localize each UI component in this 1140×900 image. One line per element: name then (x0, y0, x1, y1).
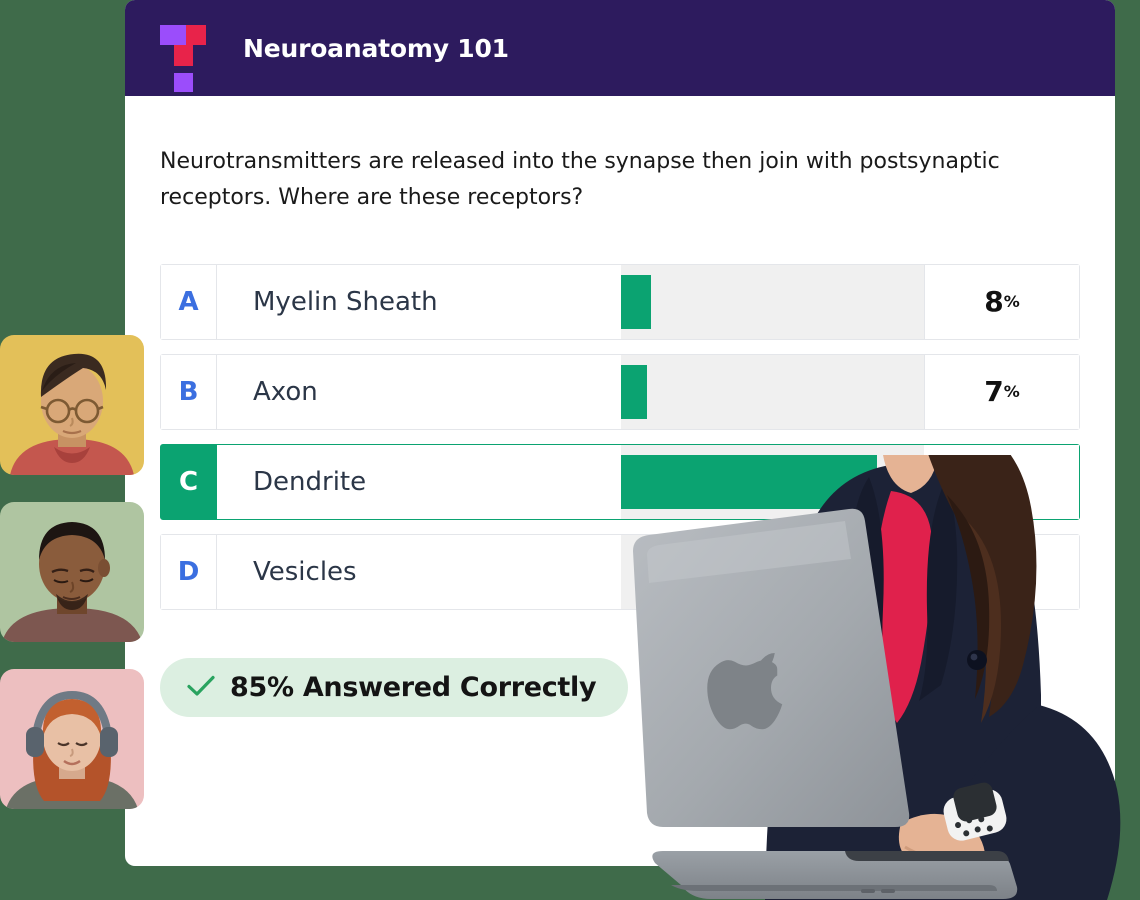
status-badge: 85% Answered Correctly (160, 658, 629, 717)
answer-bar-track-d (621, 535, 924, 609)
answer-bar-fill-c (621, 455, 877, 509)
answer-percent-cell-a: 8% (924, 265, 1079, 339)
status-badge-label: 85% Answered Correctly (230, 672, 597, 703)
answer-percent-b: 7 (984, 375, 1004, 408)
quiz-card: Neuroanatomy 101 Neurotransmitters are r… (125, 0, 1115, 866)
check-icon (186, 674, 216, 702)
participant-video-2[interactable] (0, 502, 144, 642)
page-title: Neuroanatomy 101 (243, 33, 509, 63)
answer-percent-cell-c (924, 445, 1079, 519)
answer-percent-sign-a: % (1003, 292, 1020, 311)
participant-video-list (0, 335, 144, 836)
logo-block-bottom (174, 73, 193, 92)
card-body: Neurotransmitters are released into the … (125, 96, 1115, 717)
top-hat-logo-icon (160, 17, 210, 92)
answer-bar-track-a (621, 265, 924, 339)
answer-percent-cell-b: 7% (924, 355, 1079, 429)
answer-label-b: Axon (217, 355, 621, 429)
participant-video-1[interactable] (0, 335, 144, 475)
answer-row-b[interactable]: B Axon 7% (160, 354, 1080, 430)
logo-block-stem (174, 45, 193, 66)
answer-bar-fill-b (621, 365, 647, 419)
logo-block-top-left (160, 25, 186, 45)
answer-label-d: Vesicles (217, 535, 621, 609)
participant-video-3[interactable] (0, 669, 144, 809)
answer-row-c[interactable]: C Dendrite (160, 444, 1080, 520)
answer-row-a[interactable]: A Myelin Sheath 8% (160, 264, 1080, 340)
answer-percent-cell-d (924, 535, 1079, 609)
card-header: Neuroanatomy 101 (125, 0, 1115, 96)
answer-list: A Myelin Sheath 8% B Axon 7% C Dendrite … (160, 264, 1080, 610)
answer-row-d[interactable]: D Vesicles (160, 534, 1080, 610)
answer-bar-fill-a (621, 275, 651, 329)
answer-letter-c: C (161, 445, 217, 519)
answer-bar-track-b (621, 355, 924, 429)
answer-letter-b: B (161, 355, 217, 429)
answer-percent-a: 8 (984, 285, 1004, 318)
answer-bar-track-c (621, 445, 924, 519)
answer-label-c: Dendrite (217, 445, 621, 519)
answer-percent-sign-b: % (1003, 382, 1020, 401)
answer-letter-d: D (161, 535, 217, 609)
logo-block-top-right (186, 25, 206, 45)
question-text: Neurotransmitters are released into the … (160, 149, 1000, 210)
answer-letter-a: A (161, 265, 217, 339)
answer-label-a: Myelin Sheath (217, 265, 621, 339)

####################

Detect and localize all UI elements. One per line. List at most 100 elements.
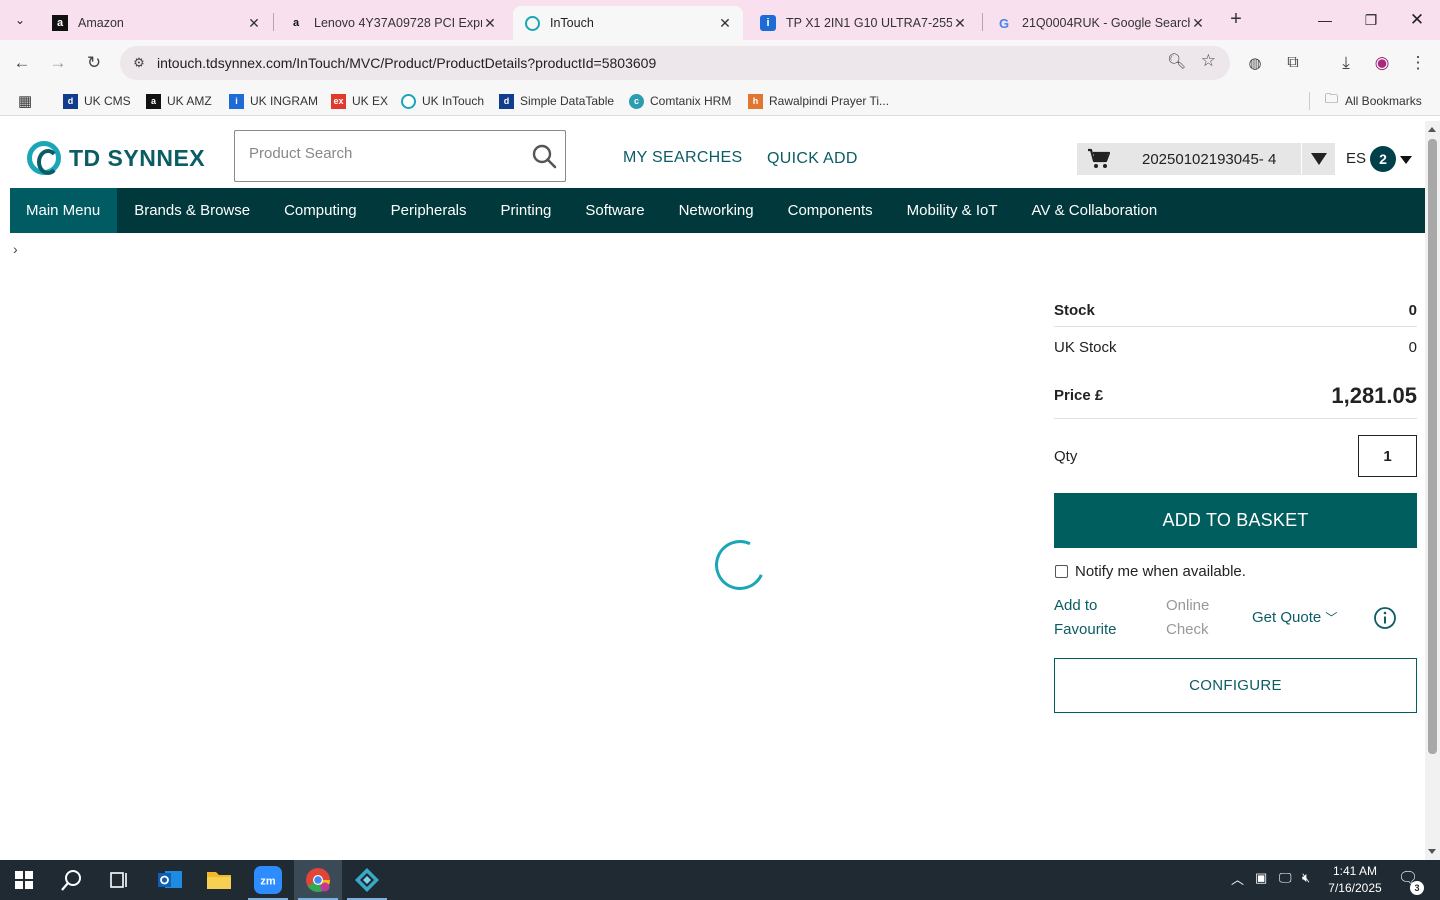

####################

--- WHAT TO WORK ON ---
Repeat the material word for word, from the line with "localize each UI" up to and including the line with "answer-label-d: Vesicles (217, 535, 621, 609)", and leave the pictures out.

--- RESULT BELOW ---
localize each UI component in this 1140×900 image. One line per element: name then (x0, y0, x1, y1).
status-badge: 85% Answered Correctly (160, 658, 629, 717)
answer-bar-track-d (621, 535, 924, 609)
answer-bar-fill-c (621, 455, 877, 509)
answer-percent-cell-a: 8% (924, 265, 1079, 339)
status-badge-label: 85% Answered Correctly (230, 672, 597, 703)
answer-percent-b: 7 (984, 375, 1004, 408)
quiz-card: Neuroanatomy 101 Neurotransmitters are r… (125, 0, 1115, 866)
check-icon (186, 674, 216, 702)
participant-video-2[interactable] (0, 502, 144, 642)
page-title: Neuroanatomy 101 (243, 33, 509, 63)
answer-percent-cell-c (924, 445, 1079, 519)
answer-percent-sign-a: % (1003, 292, 1020, 311)
participant-video-list (0, 335, 144, 836)
logo-block-bottom (174, 73, 193, 92)
card-body: Neurotransmitters are released into the … (125, 96, 1115, 717)
top-hat-logo-icon (160, 17, 210, 92)
answer-bar-track-a (621, 265, 924, 339)
answer-percent-cell-b: 7% (924, 355, 1079, 429)
answer-label-b: Axon (217, 355, 621, 429)
participant-video-1[interactable] (0, 335, 144, 475)
answer-row-b[interactable]: B Axon 7% (160, 354, 1080, 430)
logo-block-stem (174, 45, 193, 66)
answer-bar-fill-b (621, 365, 647, 419)
logo-block-top-left (160, 25, 186, 45)
answer-label-d: Vesicles (217, 535, 621, 609)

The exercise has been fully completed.